Task statement: Reproduce all the lines below exactly and omit the images.

Data provided:
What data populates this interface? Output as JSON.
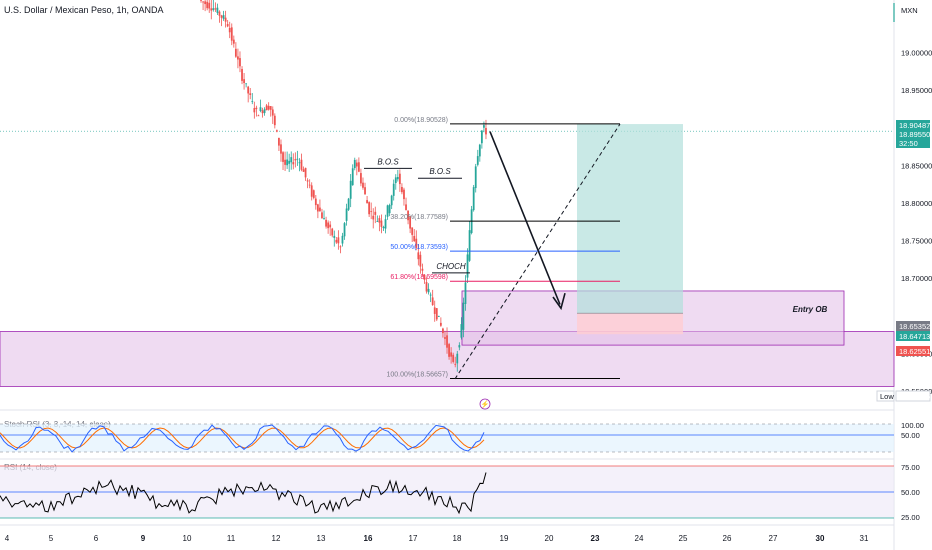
{
  "header": {
    "title": "U.S. Dollar / Mexican Peso, 1h, OANDA",
    "currency": "MXN"
  },
  "panes": {
    "stoch_label": "Stoch RSI (3, 3, 14, 14, close)",
    "rsi_label": "RSI (14, close)"
  },
  "colors": {
    "bull": "#26a69a",
    "bear": "#ef5350",
    "ob_zone": "#e1bee7",
    "ob_border": "#9c27b0",
    "tp_zone": "#b2dfdb",
    "sl_zone": "#ffcdd2",
    "stoch_k": "#2962ff",
    "stoch_d": "#ff6d00",
    "rsi_line": "#000000"
  },
  "chart_data": {
    "type": "candlestick",
    "symbol": "USDMXN",
    "timeframe": "1h",
    "ylim": [
      18.53,
      19.07
    ],
    "y_ticks": [
      {
        "label": "19.00000",
        "value": 19.0
      },
      {
        "label": "18.95000",
        "value": 18.95
      },
      {
        "label": "18.85000",
        "value": 18.85
      },
      {
        "label": "18.80000",
        "value": 18.8
      },
      {
        "label": "18.75000",
        "value": 18.75
      },
      {
        "label": "18.70000",
        "value": 18.7
      },
      {
        "label": "18.60000",
        "value": 18.6
      },
      {
        "label": "18.55000",
        "value": 18.55
      }
    ],
    "x_ticks": [
      "4",
      "5",
      "6",
      "9",
      "10",
      "11",
      "12",
      "13",
      "16",
      "17",
      "18",
      "19",
      "20",
      "23",
      "24",
      "25",
      "26",
      "27",
      "30",
      "31"
    ],
    "x_ticks_bold": [
      "9",
      "16",
      "23",
      "30"
    ],
    "price_badges": [
      {
        "label": "18.90487",
        "value": 18.90487,
        "color": "#26a69a"
      },
      {
        "label": "18.89550",
        "value": 18.8955,
        "color": "#26a69a"
      },
      {
        "label": "32:50",
        "value": 18.887,
        "color": "#26a69a"
      },
      {
        "label": "18.65352",
        "value": 18.65352,
        "color": "#787b86"
      },
      {
        "label": "18.64713",
        "value": 18.64713,
        "color": "#26a69a"
      },
      {
        "label": "18.62551",
        "value": 18.62551,
        "color": "#ef5350"
      },
      {
        "label": "18.56645",
        "value": 18.56645,
        "color": "#ffffff"
      }
    ],
    "low_marker": "Low",
    "fib_levels": [
      {
        "label": "0.00%(18.90528)",
        "value": 18.90528,
        "color": "#000000"
      },
      {
        "label": "38.20%(18.77589)",
        "value": 18.77589,
        "color": "#000000"
      },
      {
        "label": "50.00%(18.73593)",
        "value": 18.73593,
        "color": "#2962ff"
      },
      {
        "label": "61.80%(18.69598)",
        "value": 18.69598,
        "color": "#e91e63"
      },
      {
        "label": "100.00%(18.56657)",
        "value": 18.56657,
        "color": "#000000"
      }
    ],
    "annotations": [
      "B.O.S",
      "B.O.S",
      "CHOCH"
    ],
    "entry_label": "Entry OB",
    "oscillators": {
      "stoch_ticks": [
        "100.00",
        "50.00"
      ],
      "rsi_ticks": [
        "75.00",
        "50.00",
        "25.00"
      ]
    },
    "price_path": [
      {
        "t": 0,
        "p": 19.07
      },
      {
        "t": 4,
        "p": 19.06
      },
      {
        "t": 8,
        "p": 19.04
      },
      {
        "t": 12,
        "p": 18.97
      },
      {
        "t": 16,
        "p": 18.92
      },
      {
        "t": 20,
        "p": 18.93
      },
      {
        "t": 24,
        "p": 18.85
      },
      {
        "t": 28,
        "p": 18.86
      },
      {
        "t": 32,
        "p": 18.81
      },
      {
        "t": 36,
        "p": 18.77
      },
      {
        "t": 40,
        "p": 18.74
      },
      {
        "t": 44,
        "p": 18.86
      },
      {
        "t": 48,
        "p": 18.79
      },
      {
        "t": 52,
        "p": 18.77
      },
      {
        "t": 56,
        "p": 18.84
      },
      {
        "t": 60,
        "p": 18.76
      },
      {
        "t": 64,
        "p": 18.69
      },
      {
        "t": 68,
        "p": 18.64
      },
      {
        "t": 72,
        "p": 18.58
      },
      {
        "t": 74,
        "p": 18.63
      },
      {
        "t": 78,
        "p": 18.85
      },
      {
        "t": 80,
        "p": 18.9
      },
      {
        "t": 81,
        "p": 18.8955
      }
    ]
  }
}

Answer in full:
What data populates this interface? Output as JSON.
{
  "header": {
    "title": "U.S. Dollar / Mexican Peso, 1h, OANDA",
    "currency": "MXN"
  },
  "panes": {
    "stoch_label": "Stoch RSI (3, 3, 14, 14, close)",
    "rsi_label": "RSI (14, close)"
  },
  "colors": {
    "bull": "#26a69a",
    "bear": "#ef5350",
    "ob_zone": "#e1bee7",
    "ob_border": "#9c27b0",
    "tp_zone": "#b2dfdb",
    "sl_zone": "#ffcdd2",
    "stoch_k": "#2962ff",
    "stoch_d": "#ff6d00",
    "rsi_line": "#000000"
  },
  "chart_data": {
    "type": "candlestick",
    "symbol": "USDMXN",
    "timeframe": "1h",
    "ylim": [
      18.53,
      19.07
    ],
    "y_ticks": [
      {
        "label": "19.00000",
        "value": 19.0
      },
      {
        "label": "18.95000",
        "value": 18.95
      },
      {
        "label": "18.85000",
        "value": 18.85
      },
      {
        "label": "18.80000",
        "value": 18.8
      },
      {
        "label": "18.75000",
        "value": 18.75
      },
      {
        "label": "18.70000",
        "value": 18.7
      },
      {
        "label": "18.60000",
        "value": 18.6
      },
      {
        "label": "18.55000",
        "value": 18.55
      }
    ],
    "x_ticks": [
      "4",
      "5",
      "6",
      "9",
      "10",
      "11",
      "12",
      "13",
      "16",
      "17",
      "18",
      "19",
      "20",
      "23",
      "24",
      "25",
      "26",
      "27",
      "30",
      "31"
    ],
    "x_ticks_bold": [
      "9",
      "16",
      "23",
      "30"
    ],
    "price_badges": [
      {
        "label": "18.90487",
        "value": 18.90487,
        "color": "#26a69a"
      },
      {
        "label": "18.89550",
        "value": 18.8955,
        "color": "#26a69a"
      },
      {
        "label": "32:50",
        "value": 18.887,
        "color": "#26a69a"
      },
      {
        "label": "18.65352",
        "value": 18.65352,
        "color": "#787b86"
      },
      {
        "label": "18.64713",
        "value": 18.64713,
        "color": "#26a69a"
      },
      {
        "label": "18.62551",
        "value": 18.62551,
        "color": "#ef5350"
      },
      {
        "label": "18.56645",
        "value": 18.56645,
        "color": "#ffffff"
      }
    ],
    "low_marker": "Low",
    "fib_levels": [
      {
        "label": "0.00%(18.90528)",
        "value": 18.90528,
        "color": "#000000"
      },
      {
        "label": "38.20%(18.77589)",
        "value": 18.77589,
        "color": "#000000"
      },
      {
        "label": "50.00%(18.73593)",
        "value": 18.73593,
        "color": "#2962ff"
      },
      {
        "label": "61.80%(18.69598)",
        "value": 18.69598,
        "color": "#e91e63"
      },
      {
        "label": "100.00%(18.56657)",
        "value": 18.56657,
        "color": "#000000"
      }
    ],
    "annotations": [
      "B.O.S",
      "B.O.S",
      "CHOCH"
    ],
    "entry_label": "Entry OB",
    "oscillators": {
      "stoch_ticks": [
        "100.00",
        "50.00"
      ],
      "rsi_ticks": [
        "75.00",
        "50.00",
        "25.00"
      ]
    },
    "price_path": [
      {
        "t": 0,
        "p": 19.07
      },
      {
        "t": 4,
        "p": 19.06
      },
      {
        "t": 8,
        "p": 19.04
      },
      {
        "t": 12,
        "p": 18.97
      },
      {
        "t": 16,
        "p": 18.92
      },
      {
        "t": 20,
        "p": 18.93
      },
      {
        "t": 24,
        "p": 18.85
      },
      {
        "t": 28,
        "p": 18.86
      },
      {
        "t": 32,
        "p": 18.81
      },
      {
        "t": 36,
        "p": 18.77
      },
      {
        "t": 40,
        "p": 18.74
      },
      {
        "t": 44,
        "p": 18.86
      },
      {
        "t": 48,
        "p": 18.79
      },
      {
        "t": 52,
        "p": 18.77
      },
      {
        "t": 56,
        "p": 18.84
      },
      {
        "t": 60,
        "p": 18.76
      },
      {
        "t": 64,
        "p": 18.69
      },
      {
        "t": 68,
        "p": 18.64
      },
      {
        "t": 72,
        "p": 18.58
      },
      {
        "t": 74,
        "p": 18.63
      },
      {
        "t": 78,
        "p": 18.85
      },
      {
        "t": 80,
        "p": 18.9
      },
      {
        "t": 81,
        "p": 18.8955
      }
    ]
  }
}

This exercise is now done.